## START INPUT FOR THIS TASK

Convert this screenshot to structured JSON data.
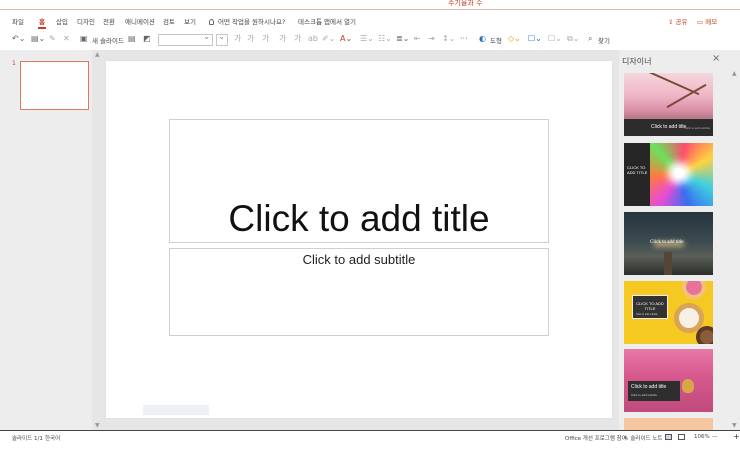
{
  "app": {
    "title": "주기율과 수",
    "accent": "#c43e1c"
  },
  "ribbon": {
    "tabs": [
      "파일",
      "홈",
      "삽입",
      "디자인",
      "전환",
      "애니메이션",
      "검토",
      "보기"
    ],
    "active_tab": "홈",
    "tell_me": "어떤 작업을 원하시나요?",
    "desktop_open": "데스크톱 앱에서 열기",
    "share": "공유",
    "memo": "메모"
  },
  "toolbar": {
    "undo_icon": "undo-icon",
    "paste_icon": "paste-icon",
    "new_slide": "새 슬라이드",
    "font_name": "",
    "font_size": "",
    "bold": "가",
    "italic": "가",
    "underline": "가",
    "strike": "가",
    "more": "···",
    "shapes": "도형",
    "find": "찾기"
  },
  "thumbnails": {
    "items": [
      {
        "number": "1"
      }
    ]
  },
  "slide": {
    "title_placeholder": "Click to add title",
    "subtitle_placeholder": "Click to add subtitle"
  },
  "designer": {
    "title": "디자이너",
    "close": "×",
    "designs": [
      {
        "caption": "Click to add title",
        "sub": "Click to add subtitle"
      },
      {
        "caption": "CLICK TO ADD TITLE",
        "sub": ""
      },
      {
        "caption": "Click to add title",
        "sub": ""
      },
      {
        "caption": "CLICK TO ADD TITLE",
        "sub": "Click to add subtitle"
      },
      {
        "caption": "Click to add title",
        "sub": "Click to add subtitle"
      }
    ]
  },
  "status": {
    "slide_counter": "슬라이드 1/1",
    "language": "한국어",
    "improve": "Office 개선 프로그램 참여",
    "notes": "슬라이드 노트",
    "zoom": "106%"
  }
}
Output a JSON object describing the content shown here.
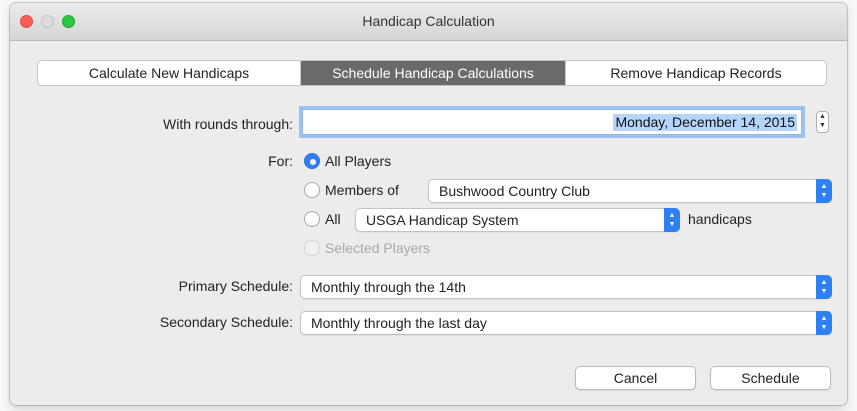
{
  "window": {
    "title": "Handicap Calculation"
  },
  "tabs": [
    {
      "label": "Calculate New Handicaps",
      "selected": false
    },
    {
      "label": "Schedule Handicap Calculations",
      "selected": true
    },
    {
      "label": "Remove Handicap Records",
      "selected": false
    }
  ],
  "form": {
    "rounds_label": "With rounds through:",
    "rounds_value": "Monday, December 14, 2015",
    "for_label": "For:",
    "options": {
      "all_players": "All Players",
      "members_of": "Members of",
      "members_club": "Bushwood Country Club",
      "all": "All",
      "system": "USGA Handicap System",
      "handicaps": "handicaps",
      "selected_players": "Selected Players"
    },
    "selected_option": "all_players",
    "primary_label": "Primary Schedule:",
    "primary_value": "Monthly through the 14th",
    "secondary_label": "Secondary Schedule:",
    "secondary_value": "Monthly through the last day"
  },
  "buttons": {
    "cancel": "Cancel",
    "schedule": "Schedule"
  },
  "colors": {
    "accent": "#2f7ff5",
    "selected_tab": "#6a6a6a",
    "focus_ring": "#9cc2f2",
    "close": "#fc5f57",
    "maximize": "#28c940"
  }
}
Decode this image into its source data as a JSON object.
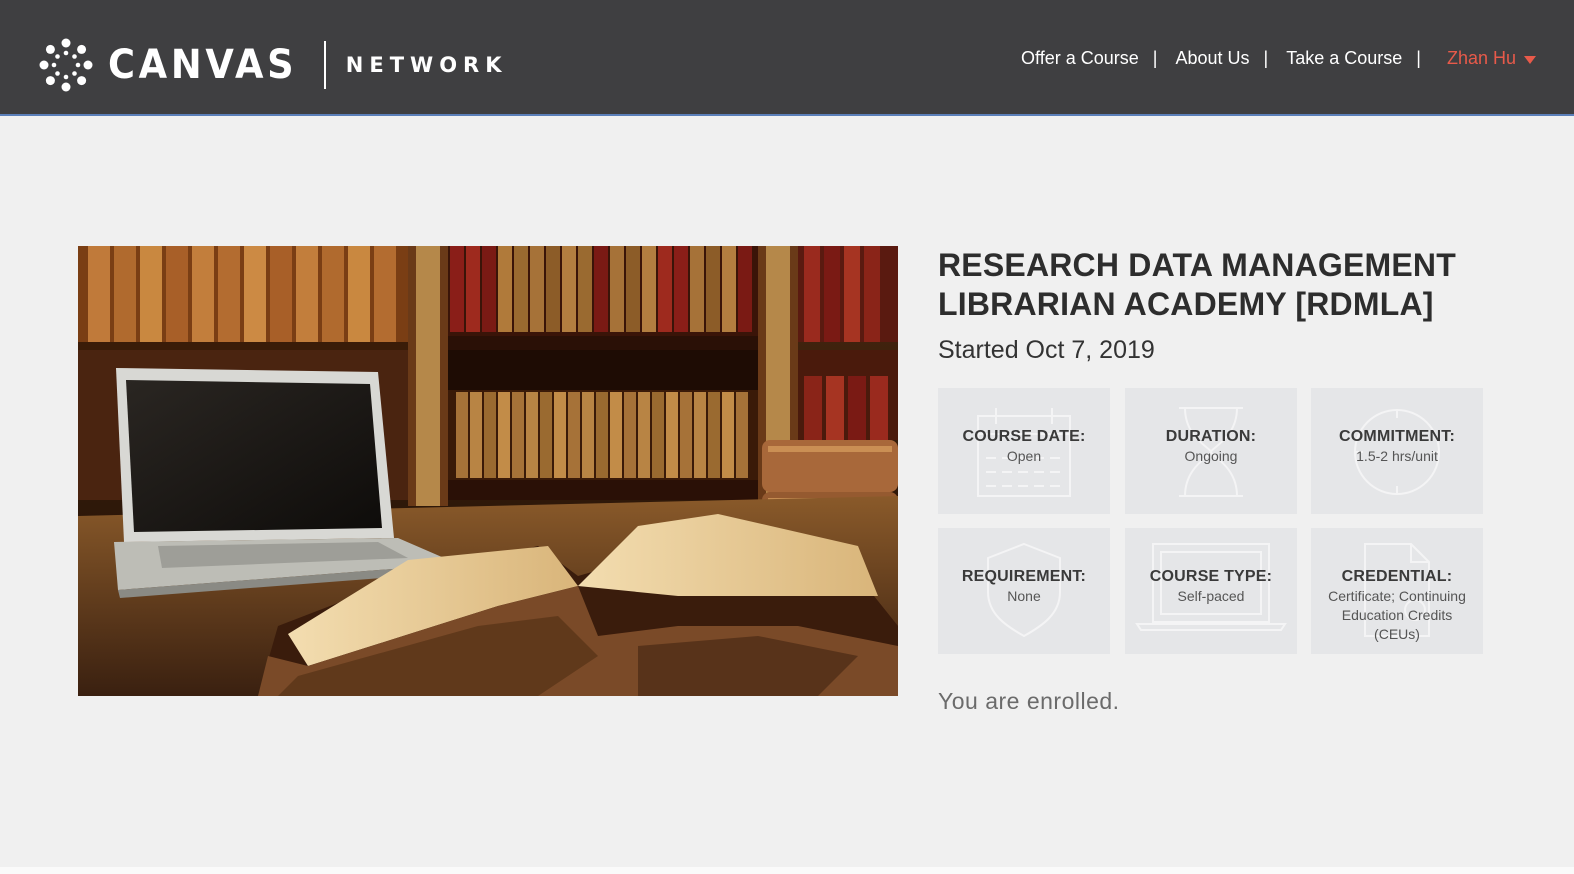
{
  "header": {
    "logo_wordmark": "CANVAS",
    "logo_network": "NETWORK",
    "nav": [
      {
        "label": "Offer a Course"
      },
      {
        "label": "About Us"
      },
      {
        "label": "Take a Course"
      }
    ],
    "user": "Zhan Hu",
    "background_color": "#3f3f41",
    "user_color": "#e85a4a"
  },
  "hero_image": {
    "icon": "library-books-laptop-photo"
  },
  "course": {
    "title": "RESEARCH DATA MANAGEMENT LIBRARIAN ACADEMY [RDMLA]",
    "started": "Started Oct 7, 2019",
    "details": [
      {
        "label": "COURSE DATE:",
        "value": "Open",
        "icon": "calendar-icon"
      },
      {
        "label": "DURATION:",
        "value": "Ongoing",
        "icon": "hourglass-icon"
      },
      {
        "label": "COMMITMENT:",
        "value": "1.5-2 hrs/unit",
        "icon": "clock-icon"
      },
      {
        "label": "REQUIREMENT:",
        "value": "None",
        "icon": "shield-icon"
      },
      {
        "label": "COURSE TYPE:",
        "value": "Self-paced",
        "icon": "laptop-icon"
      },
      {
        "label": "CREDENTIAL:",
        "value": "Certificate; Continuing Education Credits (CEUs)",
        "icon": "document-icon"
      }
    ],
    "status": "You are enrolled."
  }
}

## END INPUT FOR THIS TASK

:: SET PROBLEM ::
Your job is to transcribe the entries above exactly; skip the pictures.

:: WORKED ANSWER ::
Convert this screenshot to structured JSON data.
{
  "app": {
    "title": "주기율과 수",
    "accent": "#c43e1c"
  },
  "ribbon": {
    "tabs": [
      "파일",
      "홈",
      "삽입",
      "디자인",
      "전환",
      "애니메이션",
      "검토",
      "보기"
    ],
    "active_tab": "홈",
    "tell_me": "어떤 작업을 원하시나요?",
    "desktop_open": "데스크톱 앱에서 열기",
    "share": "공유",
    "memo": "메모"
  },
  "toolbar": {
    "undo_icon": "undo-icon",
    "paste_icon": "paste-icon",
    "new_slide": "새 슬라이드",
    "font_name": "",
    "font_size": "",
    "bold": "가",
    "italic": "가",
    "underline": "가",
    "strike": "가",
    "more": "···",
    "shapes": "도형",
    "find": "찾기"
  },
  "thumbnails": {
    "items": [
      {
        "number": "1"
      }
    ]
  },
  "slide": {
    "title_placeholder": "Click to add title",
    "subtitle_placeholder": "Click to add subtitle"
  },
  "designer": {
    "title": "디자이너",
    "close": "×",
    "designs": [
      {
        "caption": "Click to add title",
        "sub": "Click to add subtitle"
      },
      {
        "caption": "CLICK TO ADD TITLE",
        "sub": ""
      },
      {
        "caption": "Click to add title",
        "sub": ""
      },
      {
        "caption": "CLICK TO ADD TITLE",
        "sub": "Click to add subtitle"
      },
      {
        "caption": "Click to add title",
        "sub": "Click to add subtitle"
      }
    ]
  },
  "status": {
    "slide_counter": "슬라이드 1/1",
    "language": "한국어",
    "improve": "Office 개선 프로그램 참여",
    "notes": "슬라이드 노트",
    "zoom": "106%"
  }
}
Output a JSON object describing the content shown here.
{
  "window": {
    "title": "Handicap Calculation"
  },
  "tabs": [
    {
      "label": "Calculate New Handicaps",
      "selected": false
    },
    {
      "label": "Schedule Handicap Calculations",
      "selected": true
    },
    {
      "label": "Remove Handicap Records",
      "selected": false
    }
  ],
  "form": {
    "rounds_label": "With rounds through:",
    "rounds_value": "Monday, December 14, 2015",
    "for_label": "For:",
    "options": {
      "all_players": "All Players",
      "members_of": "Members of",
      "members_club": "Bushwood Country Club",
      "all": "All",
      "system": "USGA Handicap System",
      "handicaps": "handicaps",
      "selected_players": "Selected Players"
    },
    "selected_option": "all_players",
    "primary_label": "Primary Schedule:",
    "primary_value": "Monthly through the 14th",
    "secondary_label": "Secondary Schedule:",
    "secondary_value": "Monthly through the last day"
  },
  "buttons": {
    "cancel": "Cancel",
    "schedule": "Schedule"
  },
  "colors": {
    "accent": "#2f7ff5",
    "selected_tab": "#6a6a6a",
    "focus_ring": "#9cc2f2",
    "close": "#fc5f57",
    "maximize": "#28c940"
  }
}
Decode this image into its source data as a JSON object.
{
  "header": {
    "logo_wordmark": "CANVAS",
    "logo_network": "NETWORK",
    "nav": [
      {
        "label": "Offer a Course"
      },
      {
        "label": "About Us"
      },
      {
        "label": "Take a Course"
      }
    ],
    "user": "Zhan Hu",
    "background_color": "#3f3f41",
    "user_color": "#e85a4a"
  },
  "hero_image": {
    "icon": "library-books-laptop-photo"
  },
  "course": {
    "title": "RESEARCH DATA MANAGEMENT LIBRARIAN ACADEMY [RDMLA]",
    "started": "Started Oct 7, 2019",
    "details": [
      {
        "label": "COURSE DATE:",
        "value": "Open",
        "icon": "calendar-icon"
      },
      {
        "label": "DURATION:",
        "value": "Ongoing",
        "icon": "hourglass-icon"
      },
      {
        "label": "COMMITMENT:",
        "value": "1.5-2 hrs/unit",
        "icon": "clock-icon"
      },
      {
        "label": "REQUIREMENT:",
        "value": "None",
        "icon": "shield-icon"
      },
      {
        "label": "COURSE TYPE:",
        "value": "Self-paced",
        "icon": "laptop-icon"
      },
      {
        "label": "CREDENTIAL:",
        "value": "Certificate; Continuing Education Credits (CEUs)",
        "icon": "document-icon"
      }
    ],
    "status": "You are enrolled."
  }
}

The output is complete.